### Exercise
State only the count of lines in the listing below that hold "редакции".

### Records
__________

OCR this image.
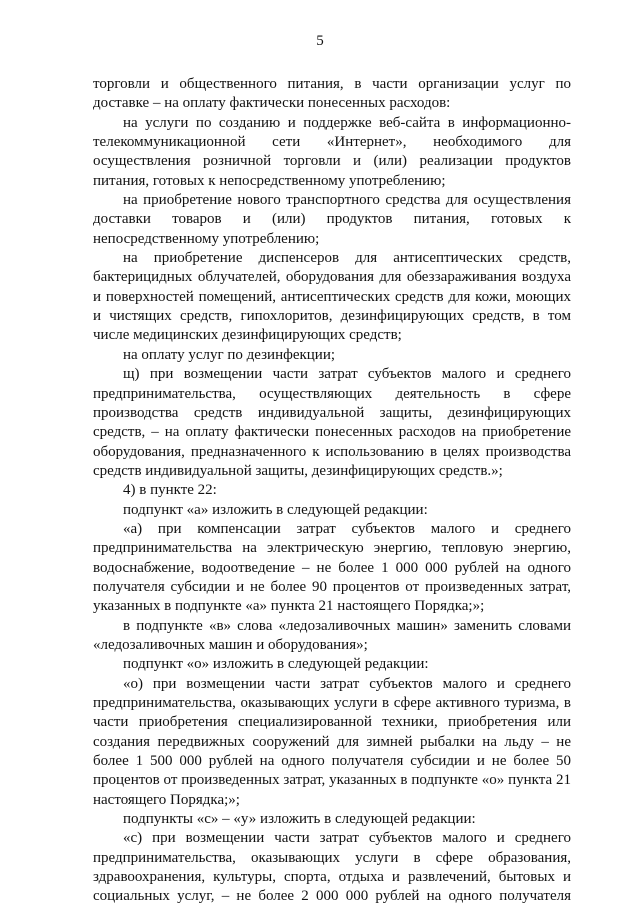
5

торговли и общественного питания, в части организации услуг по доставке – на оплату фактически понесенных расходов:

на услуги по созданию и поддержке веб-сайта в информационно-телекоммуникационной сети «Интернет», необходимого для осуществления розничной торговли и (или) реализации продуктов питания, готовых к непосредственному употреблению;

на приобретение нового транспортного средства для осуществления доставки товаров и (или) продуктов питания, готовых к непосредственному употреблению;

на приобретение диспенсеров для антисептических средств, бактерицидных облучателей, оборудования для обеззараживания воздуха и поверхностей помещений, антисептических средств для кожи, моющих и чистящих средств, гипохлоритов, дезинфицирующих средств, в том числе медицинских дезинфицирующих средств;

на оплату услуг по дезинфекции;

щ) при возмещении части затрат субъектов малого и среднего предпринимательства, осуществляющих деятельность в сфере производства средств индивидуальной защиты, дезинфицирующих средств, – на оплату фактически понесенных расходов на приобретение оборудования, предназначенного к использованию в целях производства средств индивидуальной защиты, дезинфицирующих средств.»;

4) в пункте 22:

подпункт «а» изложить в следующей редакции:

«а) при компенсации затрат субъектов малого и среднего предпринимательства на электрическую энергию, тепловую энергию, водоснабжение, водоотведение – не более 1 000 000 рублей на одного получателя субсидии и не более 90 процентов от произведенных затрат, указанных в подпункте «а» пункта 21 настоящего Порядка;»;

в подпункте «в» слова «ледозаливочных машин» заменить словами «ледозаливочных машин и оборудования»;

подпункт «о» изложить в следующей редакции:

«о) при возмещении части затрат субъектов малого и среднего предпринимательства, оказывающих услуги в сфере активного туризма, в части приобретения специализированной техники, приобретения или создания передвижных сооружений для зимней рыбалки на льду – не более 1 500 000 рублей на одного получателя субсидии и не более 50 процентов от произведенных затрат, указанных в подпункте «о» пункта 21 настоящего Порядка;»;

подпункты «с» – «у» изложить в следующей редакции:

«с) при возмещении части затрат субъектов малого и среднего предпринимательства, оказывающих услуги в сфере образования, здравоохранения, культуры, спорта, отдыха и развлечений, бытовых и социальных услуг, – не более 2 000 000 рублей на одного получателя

__________

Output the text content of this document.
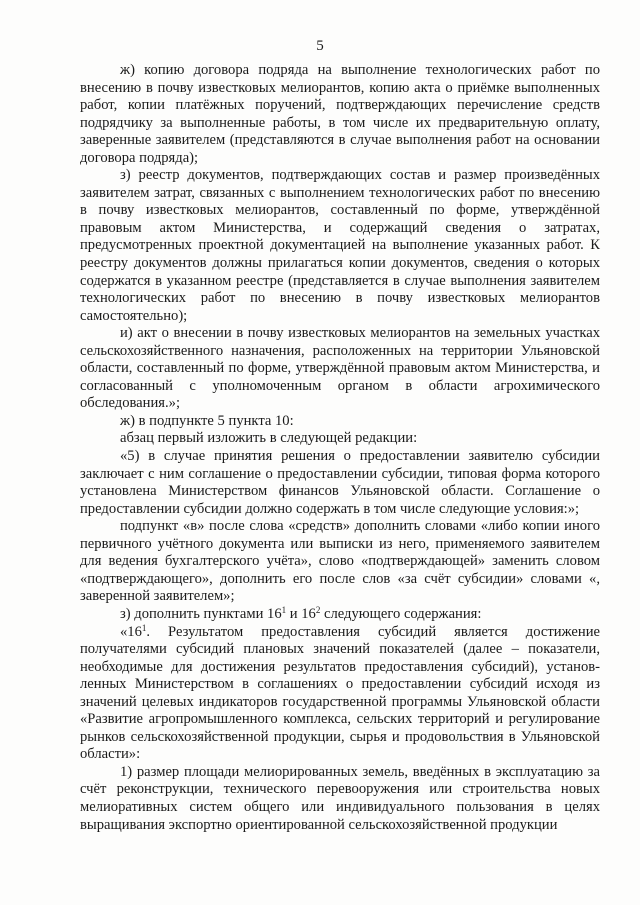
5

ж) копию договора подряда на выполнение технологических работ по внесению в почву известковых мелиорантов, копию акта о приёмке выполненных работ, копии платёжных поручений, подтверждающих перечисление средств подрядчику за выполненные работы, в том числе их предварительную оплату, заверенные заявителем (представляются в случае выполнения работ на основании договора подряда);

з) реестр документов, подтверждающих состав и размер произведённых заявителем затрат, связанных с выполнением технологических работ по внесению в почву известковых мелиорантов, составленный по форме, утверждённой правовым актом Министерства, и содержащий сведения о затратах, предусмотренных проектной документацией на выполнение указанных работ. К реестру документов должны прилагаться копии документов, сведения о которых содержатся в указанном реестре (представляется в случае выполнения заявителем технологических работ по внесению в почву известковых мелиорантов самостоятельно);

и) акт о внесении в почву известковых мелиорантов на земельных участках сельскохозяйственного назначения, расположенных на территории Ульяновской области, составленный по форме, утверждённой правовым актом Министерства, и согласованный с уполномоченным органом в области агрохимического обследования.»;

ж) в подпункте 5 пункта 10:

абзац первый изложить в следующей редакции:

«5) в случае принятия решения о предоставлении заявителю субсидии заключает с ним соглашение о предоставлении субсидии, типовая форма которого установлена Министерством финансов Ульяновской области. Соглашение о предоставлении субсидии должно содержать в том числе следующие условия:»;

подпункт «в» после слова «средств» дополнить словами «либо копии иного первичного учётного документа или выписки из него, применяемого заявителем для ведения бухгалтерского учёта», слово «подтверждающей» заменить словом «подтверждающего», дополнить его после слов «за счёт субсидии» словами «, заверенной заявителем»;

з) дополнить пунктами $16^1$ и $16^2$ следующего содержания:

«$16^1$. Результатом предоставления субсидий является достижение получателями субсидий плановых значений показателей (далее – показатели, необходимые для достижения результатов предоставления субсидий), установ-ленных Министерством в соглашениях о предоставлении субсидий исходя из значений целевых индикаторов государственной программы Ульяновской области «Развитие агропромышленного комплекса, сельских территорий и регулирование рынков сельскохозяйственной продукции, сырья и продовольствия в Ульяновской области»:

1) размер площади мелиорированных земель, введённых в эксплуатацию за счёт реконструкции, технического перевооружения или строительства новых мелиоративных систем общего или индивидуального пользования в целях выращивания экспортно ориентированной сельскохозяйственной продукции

__________

### Solution for this problem
4